**Problem requirements**
Reproduce the material exactly, omitting nothing.

Extracted data entries
┌──

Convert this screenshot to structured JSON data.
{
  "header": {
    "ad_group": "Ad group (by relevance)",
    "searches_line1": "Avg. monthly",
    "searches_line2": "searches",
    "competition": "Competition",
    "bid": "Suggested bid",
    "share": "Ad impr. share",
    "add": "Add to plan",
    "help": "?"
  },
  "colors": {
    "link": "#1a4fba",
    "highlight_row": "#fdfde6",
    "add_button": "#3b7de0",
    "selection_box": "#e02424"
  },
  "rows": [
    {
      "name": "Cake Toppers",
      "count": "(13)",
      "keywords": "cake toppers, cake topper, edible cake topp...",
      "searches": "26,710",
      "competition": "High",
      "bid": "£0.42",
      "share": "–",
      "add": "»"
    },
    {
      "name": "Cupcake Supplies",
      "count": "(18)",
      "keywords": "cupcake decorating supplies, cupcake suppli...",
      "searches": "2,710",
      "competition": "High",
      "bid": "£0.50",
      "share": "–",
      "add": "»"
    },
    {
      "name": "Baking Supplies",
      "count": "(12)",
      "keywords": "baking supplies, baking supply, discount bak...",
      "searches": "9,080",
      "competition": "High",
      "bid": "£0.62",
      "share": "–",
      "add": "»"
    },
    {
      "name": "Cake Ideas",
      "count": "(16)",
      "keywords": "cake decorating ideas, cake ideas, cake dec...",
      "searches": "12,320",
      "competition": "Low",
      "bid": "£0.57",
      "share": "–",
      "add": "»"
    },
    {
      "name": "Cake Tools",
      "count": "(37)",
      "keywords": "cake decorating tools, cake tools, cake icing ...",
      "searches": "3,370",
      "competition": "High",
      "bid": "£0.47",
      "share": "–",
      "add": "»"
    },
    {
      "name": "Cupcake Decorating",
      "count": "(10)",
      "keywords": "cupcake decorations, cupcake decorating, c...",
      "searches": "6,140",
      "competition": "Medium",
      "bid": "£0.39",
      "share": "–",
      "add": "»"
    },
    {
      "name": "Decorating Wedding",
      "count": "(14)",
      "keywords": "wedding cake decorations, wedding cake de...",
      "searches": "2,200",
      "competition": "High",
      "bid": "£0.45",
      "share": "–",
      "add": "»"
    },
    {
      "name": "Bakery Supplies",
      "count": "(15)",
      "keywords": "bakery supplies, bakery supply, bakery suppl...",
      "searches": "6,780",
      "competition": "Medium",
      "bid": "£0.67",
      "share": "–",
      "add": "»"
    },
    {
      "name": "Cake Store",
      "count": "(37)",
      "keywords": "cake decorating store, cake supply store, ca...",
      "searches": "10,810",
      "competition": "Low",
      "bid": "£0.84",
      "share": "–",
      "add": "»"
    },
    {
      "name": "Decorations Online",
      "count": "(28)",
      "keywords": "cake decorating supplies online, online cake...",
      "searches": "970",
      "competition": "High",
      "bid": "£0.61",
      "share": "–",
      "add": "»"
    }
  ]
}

└──

**Written response**
Convert this screenshot to structured JSON data.
{
  "header": {
    "ad_group": "Ad group (by relevance)",
    "searches_line1": "Avg. monthly",
    "searches_line2": "searches",
    "competition": "Competition",
    "bid": "Suggested bid",
    "share": "Ad impr. share",
    "add": "Add to plan",
    "help": "?"
  },
  "colors": {
    "link": "#1a4fba",
    "highlight_row": "#fdfde6",
    "add_button": "#3b7de0",
    "selection_box": "#e02424"
  },
  "rows": [
    {
      "name": "Cake Toppers",
      "count": "(13)",
      "keywords": "cake toppers, cake topper, edible cake topp...",
      "searches": "26,710",
      "competition": "High",
      "bid": "£0.42",
      "share": "–",
      "add": "»"
    },
    {
      "name": "Cupcake Supplies",
      "count": "(18)",
      "keywords": "cupcake decorating supplies, cupcake suppli...",
      "searches": "2,710",
      "competition": "High",
      "bid": "£0.50",
      "share": "–",
      "add": "»"
    },
    {
      "name": "Baking Supplies",
      "count": "(12)",
      "keywords": "baking supplies, baking supply, discount bak...",
      "searches": "9,080",
      "competition": "High",
      "bid": "£0.62",
      "share": "–",
      "add": "»"
    },
    {
      "name": "Cake Ideas",
      "count": "(16)",
      "keywords": "cake decorating ideas, cake ideas, cake dec...",
      "searches": "12,320",
      "competition": "Low",
      "bid": "£0.57",
      "share": "–",
      "add": "»"
    },
    {
      "name": "Cake Tools",
      "count": "(37)",
      "keywords": "cake decorating tools, cake tools, cake icing ...",
      "searches": "3,370",
      "competition": "High",
      "bid": "£0.47",
      "share": "–",
      "add": "»"
    },
    {
      "name": "Cupcake Decorating",
      "count": "(10)",
      "keywords": "cupcake decorations, cupcake decorating, c...",
      "searches": "6,140",
      "competition": "Medium",
      "bid": "£0.39",
      "share": "–",
      "add": "»"
    },
    {
      "name": "Decorating Wedding",
      "count": "(14)",
      "keywords": "wedding cake decorations, wedding cake de...",
      "searches": "2,200",
      "competition": "High",
      "bid": "£0.45",
      "share": "–",
      "add": "»"
    },
    {
      "name": "Bakery Supplies",
      "count": "(15)",
      "keywords": "bakery supplies, bakery supply, bakery suppl...",
      "searches": "6,780",
      "competition": "Medium",
      "bid": "£0.67",
      "share": "–",
      "add": "»"
    },
    {
      "name": "Cake Store",
      "count": "(37)",
      "keywords": "cake decorating store, cake supply store, ca...",
      "searches": "10,810",
      "competition": "Low",
      "bid": "£0.84",
      "share": "–",
      "add": "»"
    },
    {
      "name": "Decorations Online",
      "count": "(28)",
      "keywords": "cake decorating supplies online, online cake...",
      "searches": "970",
      "competition": "High",
      "bid": "£0.61",
      "share": "–",
      "add": "»"
    }
  ]
}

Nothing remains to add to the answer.